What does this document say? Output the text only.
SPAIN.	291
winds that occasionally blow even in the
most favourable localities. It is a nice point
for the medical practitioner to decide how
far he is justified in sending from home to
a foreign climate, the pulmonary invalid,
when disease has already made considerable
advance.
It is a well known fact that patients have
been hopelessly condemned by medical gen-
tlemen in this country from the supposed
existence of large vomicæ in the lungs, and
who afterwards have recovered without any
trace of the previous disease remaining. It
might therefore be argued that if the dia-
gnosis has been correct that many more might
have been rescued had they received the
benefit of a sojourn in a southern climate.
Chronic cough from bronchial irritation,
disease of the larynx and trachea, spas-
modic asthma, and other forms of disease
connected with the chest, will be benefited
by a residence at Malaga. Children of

########################################

* **About this exercise**: Would you set down the full listing exactly as it reads?

* **Result for this exercise**:
What does this document say? Output the text only.
SPAIN.	291
winds that occasionally blow even in the
most favourable localities. It is a nice point
for the medical practitioner to decide how
far he is justified in sending from home to
a foreign climate, the pulmonary invalid,
when disease has already made considerable
advance.
It is a well known fact that patients have
been hopelessly condemned by medical gen-
tlemen in this country from the supposed
existence of large vomicæ in the lungs, and
who afterwards have recovered without any
trace of the previous disease remaining. It
might therefore be argued that if the dia-
gnosis has been correct that many more might
have been rescued had they received the
benefit of a sojourn in a southern climate.
Chronic cough from bronchial irritation,
disease of the larynx and trachea, spas-
modic asthma, and other forms of disease
connected with the chest, will be benefited
by a residence at Malaga. Children of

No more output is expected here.